:: Records supplied ::
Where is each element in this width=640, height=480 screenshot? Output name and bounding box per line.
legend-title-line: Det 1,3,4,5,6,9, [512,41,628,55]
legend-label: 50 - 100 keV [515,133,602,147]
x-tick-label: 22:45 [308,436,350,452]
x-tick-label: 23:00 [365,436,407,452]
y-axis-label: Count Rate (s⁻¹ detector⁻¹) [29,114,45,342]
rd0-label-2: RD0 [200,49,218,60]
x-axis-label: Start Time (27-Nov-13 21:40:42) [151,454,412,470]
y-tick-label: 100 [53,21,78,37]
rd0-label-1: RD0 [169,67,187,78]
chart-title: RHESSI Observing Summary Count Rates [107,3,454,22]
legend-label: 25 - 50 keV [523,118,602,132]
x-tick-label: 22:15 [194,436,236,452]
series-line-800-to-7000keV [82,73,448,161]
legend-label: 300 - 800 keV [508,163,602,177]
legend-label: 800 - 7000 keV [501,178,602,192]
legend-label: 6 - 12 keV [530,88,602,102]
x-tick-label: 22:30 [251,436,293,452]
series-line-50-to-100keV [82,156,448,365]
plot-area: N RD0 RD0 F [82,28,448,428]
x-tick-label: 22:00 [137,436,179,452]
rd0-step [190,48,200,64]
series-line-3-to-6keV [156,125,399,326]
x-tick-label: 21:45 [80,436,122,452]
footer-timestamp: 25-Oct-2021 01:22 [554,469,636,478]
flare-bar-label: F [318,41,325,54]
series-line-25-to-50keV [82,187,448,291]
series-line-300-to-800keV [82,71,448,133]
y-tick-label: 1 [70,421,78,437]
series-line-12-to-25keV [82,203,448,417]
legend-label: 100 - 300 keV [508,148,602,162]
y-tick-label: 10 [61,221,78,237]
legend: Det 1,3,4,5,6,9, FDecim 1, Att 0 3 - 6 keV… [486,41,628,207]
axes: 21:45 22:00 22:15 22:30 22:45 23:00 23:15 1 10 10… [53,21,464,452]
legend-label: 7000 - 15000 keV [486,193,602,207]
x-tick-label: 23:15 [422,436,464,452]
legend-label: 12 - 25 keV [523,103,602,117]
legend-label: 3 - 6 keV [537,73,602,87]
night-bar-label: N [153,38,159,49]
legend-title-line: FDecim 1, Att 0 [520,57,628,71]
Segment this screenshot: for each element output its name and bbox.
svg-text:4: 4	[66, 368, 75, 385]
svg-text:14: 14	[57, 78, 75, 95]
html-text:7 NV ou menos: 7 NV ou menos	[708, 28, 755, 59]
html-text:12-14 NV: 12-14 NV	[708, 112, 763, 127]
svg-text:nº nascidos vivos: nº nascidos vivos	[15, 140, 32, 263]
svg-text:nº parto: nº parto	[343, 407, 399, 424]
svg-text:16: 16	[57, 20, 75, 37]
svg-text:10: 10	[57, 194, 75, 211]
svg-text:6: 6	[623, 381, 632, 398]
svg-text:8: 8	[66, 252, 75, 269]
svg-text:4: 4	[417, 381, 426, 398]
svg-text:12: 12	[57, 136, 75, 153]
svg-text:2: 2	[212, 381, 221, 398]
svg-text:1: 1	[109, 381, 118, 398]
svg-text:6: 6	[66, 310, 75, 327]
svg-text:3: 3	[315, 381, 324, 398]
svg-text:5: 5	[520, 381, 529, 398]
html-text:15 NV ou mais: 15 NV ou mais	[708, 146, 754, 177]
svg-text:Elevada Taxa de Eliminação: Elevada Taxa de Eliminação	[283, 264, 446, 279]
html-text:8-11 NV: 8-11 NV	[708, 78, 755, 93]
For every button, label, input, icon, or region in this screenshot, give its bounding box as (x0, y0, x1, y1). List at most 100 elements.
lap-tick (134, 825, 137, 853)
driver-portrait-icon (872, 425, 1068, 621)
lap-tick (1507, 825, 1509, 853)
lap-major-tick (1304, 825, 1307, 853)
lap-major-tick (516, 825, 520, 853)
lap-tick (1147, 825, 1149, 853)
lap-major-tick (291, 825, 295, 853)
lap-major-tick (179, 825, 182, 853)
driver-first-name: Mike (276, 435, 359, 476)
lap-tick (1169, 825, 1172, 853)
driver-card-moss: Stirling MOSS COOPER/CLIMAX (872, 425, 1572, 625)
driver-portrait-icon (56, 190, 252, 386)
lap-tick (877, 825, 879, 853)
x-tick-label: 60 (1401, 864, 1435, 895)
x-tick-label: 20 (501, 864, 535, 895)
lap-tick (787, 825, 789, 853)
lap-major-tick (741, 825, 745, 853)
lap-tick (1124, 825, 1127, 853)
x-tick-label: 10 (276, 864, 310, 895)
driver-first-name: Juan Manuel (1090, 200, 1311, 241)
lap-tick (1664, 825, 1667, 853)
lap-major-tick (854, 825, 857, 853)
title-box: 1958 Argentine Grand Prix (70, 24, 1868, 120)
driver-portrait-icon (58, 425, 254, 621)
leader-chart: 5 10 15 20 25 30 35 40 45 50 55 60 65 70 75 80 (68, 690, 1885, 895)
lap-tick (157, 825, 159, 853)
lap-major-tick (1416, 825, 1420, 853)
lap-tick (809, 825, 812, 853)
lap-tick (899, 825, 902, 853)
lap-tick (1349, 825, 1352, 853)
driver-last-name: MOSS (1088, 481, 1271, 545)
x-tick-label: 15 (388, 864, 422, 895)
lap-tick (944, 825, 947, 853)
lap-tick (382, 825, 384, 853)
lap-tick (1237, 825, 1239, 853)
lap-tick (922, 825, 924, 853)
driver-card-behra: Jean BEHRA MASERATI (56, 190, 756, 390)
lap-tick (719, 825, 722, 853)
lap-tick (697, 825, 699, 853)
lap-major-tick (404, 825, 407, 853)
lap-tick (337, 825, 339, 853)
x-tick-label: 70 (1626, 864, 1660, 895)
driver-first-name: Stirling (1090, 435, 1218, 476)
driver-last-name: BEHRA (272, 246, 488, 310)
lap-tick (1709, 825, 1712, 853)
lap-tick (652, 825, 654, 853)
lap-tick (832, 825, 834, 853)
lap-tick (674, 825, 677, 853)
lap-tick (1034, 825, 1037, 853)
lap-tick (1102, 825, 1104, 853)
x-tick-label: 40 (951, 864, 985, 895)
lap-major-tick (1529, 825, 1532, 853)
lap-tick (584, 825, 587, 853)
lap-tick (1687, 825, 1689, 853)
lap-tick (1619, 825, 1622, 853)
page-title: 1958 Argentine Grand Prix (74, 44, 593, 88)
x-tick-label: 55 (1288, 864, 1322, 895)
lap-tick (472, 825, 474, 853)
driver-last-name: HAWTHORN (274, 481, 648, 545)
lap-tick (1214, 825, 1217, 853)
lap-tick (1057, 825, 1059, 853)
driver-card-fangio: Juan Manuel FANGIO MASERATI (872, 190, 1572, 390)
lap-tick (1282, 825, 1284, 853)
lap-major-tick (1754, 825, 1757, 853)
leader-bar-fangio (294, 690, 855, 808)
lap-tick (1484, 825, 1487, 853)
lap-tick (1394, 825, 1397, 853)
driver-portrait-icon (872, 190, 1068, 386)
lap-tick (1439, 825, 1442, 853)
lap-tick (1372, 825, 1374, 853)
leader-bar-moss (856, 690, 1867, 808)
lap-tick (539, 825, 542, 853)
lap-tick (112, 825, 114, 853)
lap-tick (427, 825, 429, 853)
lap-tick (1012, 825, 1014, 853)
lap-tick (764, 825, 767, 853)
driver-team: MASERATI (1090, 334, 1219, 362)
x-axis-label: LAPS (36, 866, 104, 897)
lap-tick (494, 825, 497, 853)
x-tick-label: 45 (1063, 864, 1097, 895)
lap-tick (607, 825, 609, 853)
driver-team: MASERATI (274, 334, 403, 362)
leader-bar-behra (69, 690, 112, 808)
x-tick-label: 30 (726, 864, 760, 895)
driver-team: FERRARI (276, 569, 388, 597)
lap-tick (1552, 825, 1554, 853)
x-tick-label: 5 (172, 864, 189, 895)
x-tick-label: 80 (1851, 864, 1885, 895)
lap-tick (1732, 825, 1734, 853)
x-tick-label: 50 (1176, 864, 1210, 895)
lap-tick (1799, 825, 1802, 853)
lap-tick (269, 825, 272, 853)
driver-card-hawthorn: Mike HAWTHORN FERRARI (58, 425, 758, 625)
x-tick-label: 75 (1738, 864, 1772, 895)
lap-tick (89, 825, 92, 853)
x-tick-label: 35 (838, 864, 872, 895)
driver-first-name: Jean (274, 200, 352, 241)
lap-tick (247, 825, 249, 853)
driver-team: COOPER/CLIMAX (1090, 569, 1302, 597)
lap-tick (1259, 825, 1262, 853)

:: What is asked ::
Transcribe the material word for word, starting with its first line and ending with the line that contains "html-text:12-14 NV: 12-14", including both of those lines.

:: Reply ::
Where is each element in this width=640, height=480 screenshot? Output name and bounding box per line.
legend-title-line: Det 1,3,4,5,6,9, [512,41,628,55]
legend-label: 50 - 100 keV [515,133,602,147]
x-tick-label: 22:45 [308,436,350,452]
x-tick-label: 23:00 [365,436,407,452]
y-axis-label: Count Rate (s⁻¹ detector⁻¹) [29,114,45,342]
rd0-label-2: RD0 [200,49,218,60]
x-axis-label: Start Time (27-Nov-13 21:40:42) [151,454,412,470]
y-tick-label: 100 [53,21,78,37]
rd0-label-1: RD0 [169,67,187,78]
chart-title: RHESSI Observing Summary Count Rates [107,3,454,22]
legend-label: 25 - 50 keV [523,118,602,132]
x-tick-label: 22:15 [194,436,236,452]
series-line-800-to-7000keV [82,73,448,161]
legend-label: 300 - 800 keV [508,163,602,177]
legend-label: 800 - 7000 keV [501,178,602,192]
legend-label: 6 - 12 keV [530,88,602,102]
x-tick-label: 22:30 [251,436,293,452]
series-line-50-to-100keV [82,156,448,365]
plot-area: N RD0 RD0 F [82,28,448,428]
x-tick-label: 22:00 [137,436,179,452]
rd0-step [190,48,200,64]
series-line-3-to-6keV [156,125,399,326]
x-tick-label: 21:45 [80,436,122,452]
footer-timestamp: 25-Oct-2021 01:22 [554,469,636,478]
flare-bar-label: F [318,41,325,54]
series-line-25-to-50keV [82,187,448,291]
series-line-300-to-800keV [82,71,448,133]
y-tick-label: 1 [70,421,78,437]
series-line-12-to-25keV [82,203,448,417]
legend-label: 100 - 300 keV [508,148,602,162]
y-tick-label: 10 [61,221,78,237]
legend: Det 1,3,4,5,6,9, FDecim 1, Att 0 3 - 6 keV… [486,41,628,207]
axes: 21:45 22:00 22:15 22:30 22:45 23:00 23:15 1 10 10… [53,21,464,452]
legend-label: 7000 - 15000 keV [486,193,602,207]
x-tick-label: 23:15 [422,436,464,452]
legend-label: 12 - 25 keV [523,103,602,117]
legend-label: 3 - 6 keV [537,73,602,87]
night-bar-label: N [153,38,159,49]
legend-title-line: FDecim 1, Att 0 [520,57,628,71]
Segment this screenshot: for each element output its name and bbox.
svg-text:4: 4	[66, 368, 75, 385]
svg-text:14: 14	[57, 78, 75, 95]
html-text:7 NV ou menos: 7 NV ou menos	[708, 28, 755, 59]
html-text:12-14 NV: 12-14 NV	[708, 112, 763, 127]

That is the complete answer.